• Your objective:
From the records below, pull each line that has "subtitle".

--- Start Provided data ---

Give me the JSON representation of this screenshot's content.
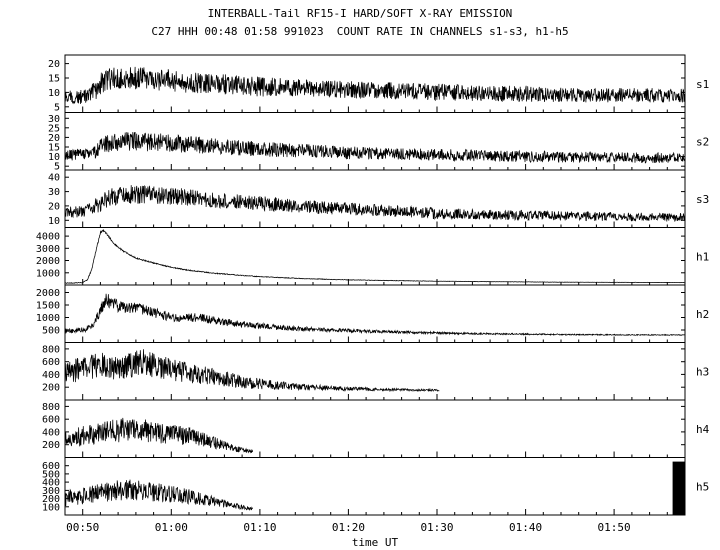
{
  "header": {
    "title": "INTERBALL-Tail RF15-I HARD/SOFT X-RAY EMISSION",
    "subtitle": "C27 HHH 00:48 01:58 991023  COUNT RATE IN CHANNELS s1-s3, h1-h5"
  },
  "chart_data": {
    "type": "line",
    "title": "INTERBALL-Tail RF15-I HARD/SOFT X-RAY EMISSION",
    "subtitle": "C27 HHH 00:48 01:58 991023  COUNT RATE IN CHANNELS s1-s3, h1-h5",
    "xlabel": "time UT",
    "x_range_minutes": [
      48,
      118
    ],
    "x_major_ticks": [
      {
        "minute": 50,
        "label": "00:50"
      },
      {
        "minute": 60,
        "label": "01:00"
      },
      {
        "minute": 70,
        "label": "01:10"
      },
      {
        "minute": 80,
        "label": "01:20"
      },
      {
        "minute": 90,
        "label": "01:30"
      },
      {
        "minute": 100,
        "label": "01:40"
      },
      {
        "minute": 110,
        "label": "01:50"
      }
    ],
    "x_minor_tick_step_minutes": 2,
    "grid": false,
    "line_color": "#000000",
    "background": "#ffffff",
    "panels": [
      {
        "label": "s1",
        "y_range": [
          3,
          23
        ],
        "y_ticks": [
          5,
          10,
          15,
          20
        ],
        "envelope": [
          [
            48,
            8,
            2.5
          ],
          [
            50.5,
            8.5,
            2.5
          ],
          [
            51.5,
            11,
            3.5
          ],
          [
            52.5,
            14.5,
            4
          ],
          [
            54,
            15,
            4
          ],
          [
            57,
            15,
            4
          ],
          [
            60,
            14,
            4
          ],
          [
            65,
            13,
            3.5
          ],
          [
            70,
            12,
            3.5
          ],
          [
            75,
            11.5,
            3
          ],
          [
            80,
            11,
            3
          ],
          [
            85,
            10.5,
            3
          ],
          [
            90,
            10,
            3
          ],
          [
            95,
            9.5,
            2.8
          ],
          [
            100,
            9.5,
            2.8
          ],
          [
            105,
            9,
            2.5
          ],
          [
            110,
            9,
            2.5
          ],
          [
            118,
            9,
            2.5
          ]
        ]
      },
      {
        "label": "s2",
        "y_range": [
          3,
          33
        ],
        "y_ticks": [
          5,
          10,
          15,
          20,
          25,
          30
        ],
        "envelope": [
          [
            48,
            11,
            3
          ],
          [
            50.5,
            11,
            3
          ],
          [
            51.5,
            13,
            4
          ],
          [
            52.5,
            16.5,
            4.5
          ],
          [
            54,
            18,
            5
          ],
          [
            56,
            18,
            5
          ],
          [
            58,
            17.5,
            5
          ],
          [
            60,
            17,
            4.5
          ],
          [
            63,
            16,
            4.5
          ],
          [
            66,
            15,
            4
          ],
          [
            70,
            14,
            4
          ],
          [
            75,
            13,
            3.5
          ],
          [
            80,
            12,
            3.5
          ],
          [
            85,
            11.5,
            3
          ],
          [
            90,
            11,
            3
          ],
          [
            95,
            10.5,
            3
          ],
          [
            100,
            10,
            3
          ],
          [
            110,
            9.5,
            2.8
          ],
          [
            118,
            9,
            2.8
          ]
        ]
      },
      {
        "label": "s3",
        "y_range": [
          5,
          45
        ],
        "y_ticks": [
          10,
          20,
          30,
          40
        ],
        "envelope": [
          [
            48,
            15,
            4
          ],
          [
            50,
            16,
            4.5
          ],
          [
            51,
            18,
            5
          ],
          [
            52,
            22,
            6
          ],
          [
            53,
            26,
            6
          ],
          [
            55,
            28,
            6.5
          ],
          [
            57,
            28,
            6.5
          ],
          [
            59,
            27,
            6
          ],
          [
            62,
            26,
            6
          ],
          [
            65,
            24,
            5.5
          ],
          [
            68,
            23,
            5
          ],
          [
            72,
            21,
            5
          ],
          [
            76,
            19,
            4.5
          ],
          [
            80,
            18,
            4.5
          ],
          [
            85,
            16.5,
            4
          ],
          [
            90,
            15,
            4
          ],
          [
            95,
            14,
            3.5
          ],
          [
            100,
            13.5,
            3.5
          ],
          [
            105,
            13,
            3.2
          ],
          [
            110,
            12.5,
            3
          ],
          [
            118,
            12,
            3
          ]
        ]
      },
      {
        "label": "h1",
        "y_range": [
          0,
          4700
        ],
        "y_ticks": [
          1000,
          2000,
          3000,
          4000
        ],
        "envelope": [
          [
            48,
            150,
            30
          ],
          [
            50,
            200,
            30
          ],
          [
            50.5,
            400,
            40
          ],
          [
            51,
            1200,
            60
          ],
          [
            51.5,
            2800,
            80
          ],
          [
            52,
            4300,
            80
          ],
          [
            52.3,
            4450,
            80
          ],
          [
            52.8,
            4100,
            80
          ],
          [
            53.5,
            3400,
            70
          ],
          [
            54.5,
            2800,
            60
          ],
          [
            56,
            2200,
            50
          ],
          [
            58,
            1800,
            50
          ],
          [
            60,
            1450,
            40
          ],
          [
            62,
            1200,
            40
          ],
          [
            65,
            950,
            35
          ],
          [
            68,
            780,
            30
          ],
          [
            70,
            680,
            30
          ],
          [
            75,
            520,
            25
          ],
          [
            80,
            420,
            20
          ],
          [
            85,
            360,
            20
          ],
          [
            90,
            310,
            15
          ],
          [
            95,
            280,
            15
          ],
          [
            100,
            250,
            12
          ],
          [
            105,
            230,
            12
          ],
          [
            110,
            215,
            10
          ],
          [
            118,
            200,
            10
          ]
        ]
      },
      {
        "label": "h2",
        "y_range": [
          0,
          2300
        ],
        "y_ticks": [
          500,
          1000,
          1500,
          2000
        ],
        "envelope": [
          [
            48,
            450,
            100
          ],
          [
            50,
            500,
            110
          ],
          [
            51,
            650,
            140
          ],
          [
            52,
            1300,
            260
          ],
          [
            52.6,
            1750,
            280
          ],
          [
            53.2,
            1600,
            260
          ],
          [
            54,
            1450,
            230
          ],
          [
            55,
            1350,
            210
          ],
          [
            56,
            1400,
            220
          ],
          [
            57.5,
            1250,
            200
          ],
          [
            59,
            1100,
            190
          ],
          [
            60.5,
            1000,
            180
          ],
          [
            62,
            980,
            175
          ],
          [
            63,
            1020,
            180
          ],
          [
            64.5,
            900,
            160
          ],
          [
            66,
            820,
            150
          ],
          [
            68,
            730,
            130
          ],
          [
            70,
            660,
            120
          ],
          [
            72.5,
            590,
            100
          ],
          [
            75,
            540,
            90
          ],
          [
            78,
            500,
            80
          ],
          [
            81,
            460,
            70
          ],
          [
            85,
            420,
            55
          ],
          [
            89,
            390,
            45
          ],
          [
            93,
            360,
            38
          ],
          [
            97,
            345,
            32
          ],
          [
            101,
            330,
            26
          ],
          [
            106,
            315,
            22
          ],
          [
            112,
            305,
            18
          ],
          [
            118,
            300,
            16
          ]
        ]
      },
      {
        "label": "h3",
        "y_range": [
          0,
          900
        ],
        "y_ticks": [
          200,
          400,
          600,
          800
        ],
        "t_end": 90.3,
        "envelope": [
          [
            48,
            430,
            180
          ],
          [
            49.5,
            470,
            190
          ],
          [
            51,
            510,
            200
          ],
          [
            52,
            550,
            210
          ],
          [
            53,
            510,
            200
          ],
          [
            54,
            480,
            190
          ],
          [
            55,
            520,
            200
          ],
          [
            56,
            560,
            210
          ],
          [
            57,
            590,
            210
          ],
          [
            58,
            550,
            200
          ],
          [
            59.5,
            500,
            185
          ],
          [
            61,
            450,
            170
          ],
          [
            62.5,
            420,
            160
          ],
          [
            64,
            380,
            145
          ],
          [
            66,
            330,
            125
          ],
          [
            68,
            290,
            105
          ],
          [
            70,
            255,
            85
          ],
          [
            72,
            230,
            68
          ],
          [
            74,
            210,
            55
          ],
          [
            76,
            195,
            45
          ],
          [
            79,
            180,
            34
          ],
          [
            82,
            170,
            26
          ],
          [
            85,
            162,
            20
          ],
          [
            88,
            156,
            16
          ],
          [
            90.3,
            152,
            14
          ]
        ]
      },
      {
        "label": "h4",
        "y_range": [
          0,
          900
        ],
        "y_ticks": [
          200,
          400,
          600,
          800
        ],
        "t_end": 69.2,
        "envelope": [
          [
            48,
            300,
            150
          ],
          [
            50,
            330,
            160
          ],
          [
            52,
            380,
            175
          ],
          [
            53.5,
            410,
            185
          ],
          [
            55,
            445,
            195
          ],
          [
            56,
            430,
            185
          ],
          [
            57.5,
            410,
            180
          ],
          [
            59,
            390,
            170
          ],
          [
            60.5,
            370,
            160
          ],
          [
            62,
            330,
            145
          ],
          [
            63,
            300,
            130
          ],
          [
            64,
            262,
            112
          ],
          [
            65,
            225,
            92
          ],
          [
            66,
            185,
            72
          ],
          [
            67,
            148,
            54
          ],
          [
            68,
            115,
            38
          ],
          [
            69.2,
            92,
            26
          ]
        ]
      },
      {
        "label": "h5",
        "y_range": [
          0,
          700
        ],
        "y_ticks": [
          100,
          200,
          300,
          400,
          500,
          600
        ],
        "t_end": 69.2,
        "envelope": [
          [
            48,
            200,
            95
          ],
          [
            50,
            230,
            105
          ],
          [
            52,
            270,
            120
          ],
          [
            53.5,
            295,
            128
          ],
          [
            55,
            305,
            130
          ],
          [
            56.5,
            295,
            125
          ],
          [
            58,
            278,
            115
          ],
          [
            59.5,
            262,
            108
          ],
          [
            61,
            240,
            98
          ],
          [
            62.5,
            215,
            86
          ],
          [
            63.5,
            195,
            76
          ],
          [
            64.5,
            172,
            64
          ],
          [
            65.5,
            150,
            54
          ],
          [
            66.5,
            126,
            43
          ],
          [
            67.5,
            104,
            33
          ],
          [
            68.5,
            86,
            25
          ],
          [
            69.2,
            78,
            21
          ]
        ],
        "end_bar": {
          "t_start": 116.6,
          "t_end": 118,
          "y_top": 650
        }
      }
    ]
  }
}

--- End Provided data ---

• Exercise output:
    "subtitle": "C27 HHH 00:48 01:58 991023  COUNT RATE IN CHANNELS s1-s3, h1-h5"
    "subtitle": "C27 HHH 00:48 01:58 991023  COUNT RATE IN CHANNELS s1-s3, h1-h5",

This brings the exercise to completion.